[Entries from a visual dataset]
-- -- --

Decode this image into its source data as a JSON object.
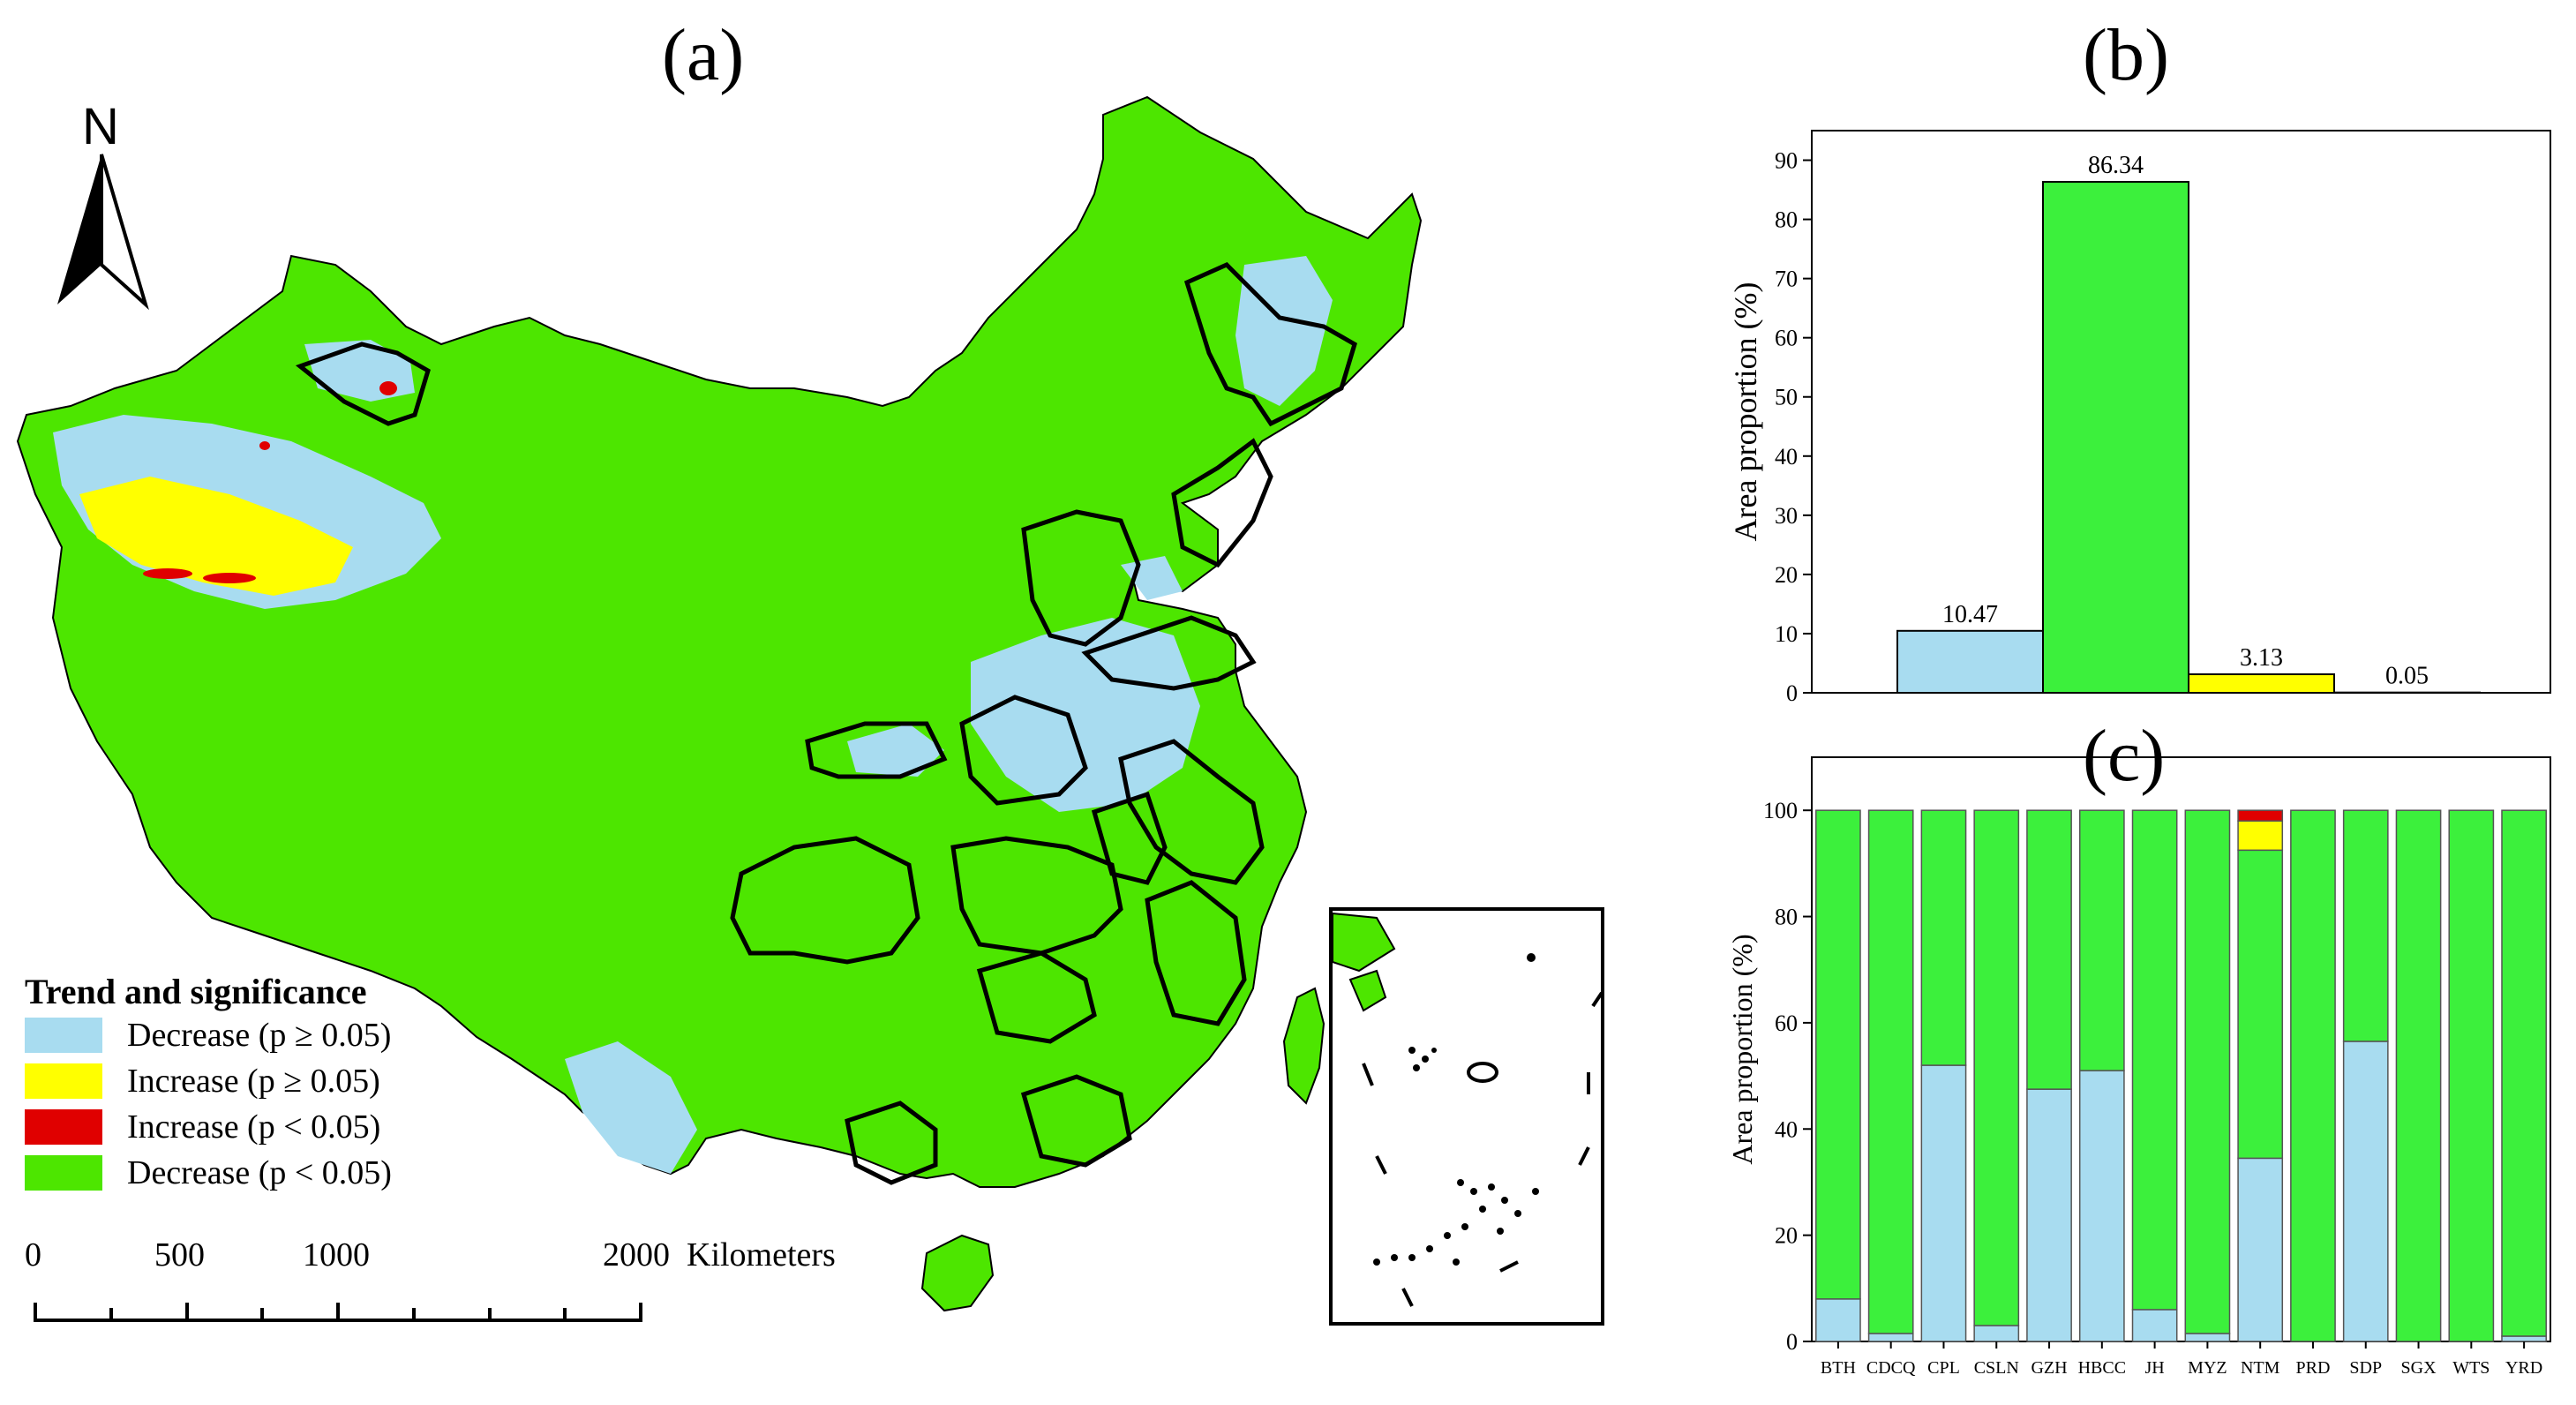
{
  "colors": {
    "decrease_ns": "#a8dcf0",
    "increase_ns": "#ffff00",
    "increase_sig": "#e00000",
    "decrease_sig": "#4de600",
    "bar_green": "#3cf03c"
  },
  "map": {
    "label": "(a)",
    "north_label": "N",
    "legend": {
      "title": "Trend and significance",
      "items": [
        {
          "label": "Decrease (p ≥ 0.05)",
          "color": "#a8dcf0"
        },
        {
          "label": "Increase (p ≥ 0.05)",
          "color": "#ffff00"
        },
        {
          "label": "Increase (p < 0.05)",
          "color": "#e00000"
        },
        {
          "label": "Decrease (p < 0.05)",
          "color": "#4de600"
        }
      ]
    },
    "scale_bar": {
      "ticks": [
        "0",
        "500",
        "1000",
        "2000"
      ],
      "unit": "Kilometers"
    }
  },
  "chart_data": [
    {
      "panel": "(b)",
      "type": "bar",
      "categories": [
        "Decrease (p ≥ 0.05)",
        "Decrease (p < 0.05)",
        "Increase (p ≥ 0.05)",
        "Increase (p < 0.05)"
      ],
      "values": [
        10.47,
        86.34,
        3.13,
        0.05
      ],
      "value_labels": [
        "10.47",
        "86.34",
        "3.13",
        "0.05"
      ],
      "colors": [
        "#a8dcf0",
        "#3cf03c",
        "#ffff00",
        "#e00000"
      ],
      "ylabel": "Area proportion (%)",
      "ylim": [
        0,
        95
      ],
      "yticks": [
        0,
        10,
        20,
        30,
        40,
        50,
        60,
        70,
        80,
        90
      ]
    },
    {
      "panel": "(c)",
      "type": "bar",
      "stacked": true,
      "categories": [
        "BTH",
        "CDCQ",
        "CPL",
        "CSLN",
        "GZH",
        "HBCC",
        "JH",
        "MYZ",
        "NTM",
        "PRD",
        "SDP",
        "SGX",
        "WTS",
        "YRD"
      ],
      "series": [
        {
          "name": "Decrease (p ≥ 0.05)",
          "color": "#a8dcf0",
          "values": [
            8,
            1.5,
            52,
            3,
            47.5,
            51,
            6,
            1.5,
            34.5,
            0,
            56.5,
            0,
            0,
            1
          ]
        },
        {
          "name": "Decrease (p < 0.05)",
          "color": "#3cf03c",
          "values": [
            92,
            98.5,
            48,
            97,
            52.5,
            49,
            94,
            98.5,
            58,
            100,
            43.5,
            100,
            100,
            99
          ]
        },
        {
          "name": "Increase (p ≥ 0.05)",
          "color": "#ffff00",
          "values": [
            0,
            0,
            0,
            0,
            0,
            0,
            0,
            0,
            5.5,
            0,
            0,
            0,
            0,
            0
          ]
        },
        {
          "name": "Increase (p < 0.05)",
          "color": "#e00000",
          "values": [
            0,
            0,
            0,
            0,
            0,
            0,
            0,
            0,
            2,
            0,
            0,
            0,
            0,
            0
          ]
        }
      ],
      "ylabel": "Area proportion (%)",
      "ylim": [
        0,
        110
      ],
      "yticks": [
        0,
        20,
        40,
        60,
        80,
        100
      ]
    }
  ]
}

-- -- --

WORK INSTRUCTIONS: Reproduce the full listing above verbatim, with no pictures included.

COMPLETE RESPONSE:
Decode this image into its source data as a JSON object.
{
  "colors": {
    "decrease_ns": "#a8dcf0",
    "increase_ns": "#ffff00",
    "increase_sig": "#e00000",
    "decrease_sig": "#4de600",
    "bar_green": "#3cf03c"
  },
  "map": {
    "label": "(a)",
    "north_label": "N",
    "legend": {
      "title": "Trend and significance",
      "items": [
        {
          "label": "Decrease (p ≥ 0.05)",
          "color": "#a8dcf0"
        },
        {
          "label": "Increase (p ≥ 0.05)",
          "color": "#ffff00"
        },
        {
          "label": "Increase (p < 0.05)",
          "color": "#e00000"
        },
        {
          "label": "Decrease (p < 0.05)",
          "color": "#4de600"
        }
      ]
    },
    "scale_bar": {
      "ticks": [
        "0",
        "500",
        "1000",
        "2000"
      ],
      "unit": "Kilometers"
    }
  },
  "chart_data": [
    {
      "panel": "(b)",
      "type": "bar",
      "categories": [
        "Decrease (p ≥ 0.05)",
        "Decrease (p < 0.05)",
        "Increase (p ≥ 0.05)",
        "Increase (p < 0.05)"
      ],
      "values": [
        10.47,
        86.34,
        3.13,
        0.05
      ],
      "value_labels": [
        "10.47",
        "86.34",
        "3.13",
        "0.05"
      ],
      "colors": [
        "#a8dcf0",
        "#3cf03c",
        "#ffff00",
        "#e00000"
      ],
      "ylabel": "Area proportion (%)",
      "ylim": [
        0,
        95
      ],
      "yticks": [
        0,
        10,
        20,
        30,
        40,
        50,
        60,
        70,
        80,
        90
      ]
    },
    {
      "panel": "(c)",
      "type": "bar",
      "stacked": true,
      "categories": [
        "BTH",
        "CDCQ",
        "CPL",
        "CSLN",
        "GZH",
        "HBCC",
        "JH",
        "MYZ",
        "NTM",
        "PRD",
        "SDP",
        "SGX",
        "WTS",
        "YRD"
      ],
      "series": [
        {
          "name": "Decrease (p ≥ 0.05)",
          "color": "#a8dcf0",
          "values": [
            8,
            1.5,
            52,
            3,
            47.5,
            51,
            6,
            1.5,
            34.5,
            0,
            56.5,
            0,
            0,
            1
          ]
        },
        {
          "name": "Decrease (p < 0.05)",
          "color": "#3cf03c",
          "values": [
            92,
            98.5,
            48,
            97,
            52.5,
            49,
            94,
            98.5,
            58,
            100,
            43.5,
            100,
            100,
            99
          ]
        },
        {
          "name": "Increase (p ≥ 0.05)",
          "color": "#ffff00",
          "values": [
            0,
            0,
            0,
            0,
            0,
            0,
            0,
            0,
            5.5,
            0,
            0,
            0,
            0,
            0
          ]
        },
        {
          "name": "Increase (p < 0.05)",
          "color": "#e00000",
          "values": [
            0,
            0,
            0,
            0,
            0,
            0,
            0,
            0,
            2,
            0,
            0,
            0,
            0,
            0
          ]
        }
      ],
      "ylabel": "Area proportion (%)",
      "ylim": [
        0,
        110
      ],
      "yticks": [
        0,
        20,
        40,
        60,
        80,
        100
      ]
    }
  ]
}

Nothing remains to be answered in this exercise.